[WHAT YOU WILL DO]: You are to retype all of the data exactly as it appears.

[GIVEN RECORDS]:
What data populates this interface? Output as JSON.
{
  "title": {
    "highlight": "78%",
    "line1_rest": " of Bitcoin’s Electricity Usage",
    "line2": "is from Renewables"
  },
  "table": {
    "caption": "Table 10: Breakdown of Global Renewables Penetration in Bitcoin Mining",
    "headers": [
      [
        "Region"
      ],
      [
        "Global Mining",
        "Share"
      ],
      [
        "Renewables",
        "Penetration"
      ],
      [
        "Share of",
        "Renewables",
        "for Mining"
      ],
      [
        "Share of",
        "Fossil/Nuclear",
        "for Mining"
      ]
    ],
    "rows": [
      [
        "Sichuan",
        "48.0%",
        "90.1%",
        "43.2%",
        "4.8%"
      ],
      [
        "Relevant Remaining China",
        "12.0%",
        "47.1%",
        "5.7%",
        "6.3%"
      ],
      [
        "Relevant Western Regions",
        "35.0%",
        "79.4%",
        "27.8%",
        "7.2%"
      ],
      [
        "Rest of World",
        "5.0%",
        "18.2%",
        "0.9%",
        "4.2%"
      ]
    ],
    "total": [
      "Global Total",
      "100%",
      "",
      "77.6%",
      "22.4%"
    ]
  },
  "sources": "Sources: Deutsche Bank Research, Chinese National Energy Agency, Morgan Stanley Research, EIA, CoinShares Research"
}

[TASK RESULT]:
What data populates this interface? Output as JSON.
{
  "title": {
    "highlight": "78%",
    "line1_rest": " of Bitcoin’s Electricity Usage",
    "line2": "is from Renewables"
  },
  "table": {
    "caption": "Table 10: Breakdown of Global Renewables Penetration in Bitcoin Mining",
    "headers": [
      [
        "Region"
      ],
      [
        "Global Mining",
        "Share"
      ],
      [
        "Renewables",
        "Penetration"
      ],
      [
        "Share of",
        "Renewables",
        "for Mining"
      ],
      [
        "Share of",
        "Fossil/Nuclear",
        "for Mining"
      ]
    ],
    "rows": [
      [
        "Sichuan",
        "48.0%",
        "90.1%",
        "43.2%",
        "4.8%"
      ],
      [
        "Relevant Remaining China",
        "12.0%",
        "47.1%",
        "5.7%",
        "6.3%"
      ],
      [
        "Relevant Western Regions",
        "35.0%",
        "79.4%",
        "27.8%",
        "7.2%"
      ],
      [
        "Rest of World",
        "5.0%",
        "18.2%",
        "0.9%",
        "4.2%"
      ]
    ],
    "total": [
      "Global Total",
      "100%",
      "",
      "77.6%",
      "22.4%"
    ]
  },
  "sources": "Sources: Deutsche Bank Research, Chinese National Energy Agency, Morgan Stanley Research, EIA, CoinShares Research"
}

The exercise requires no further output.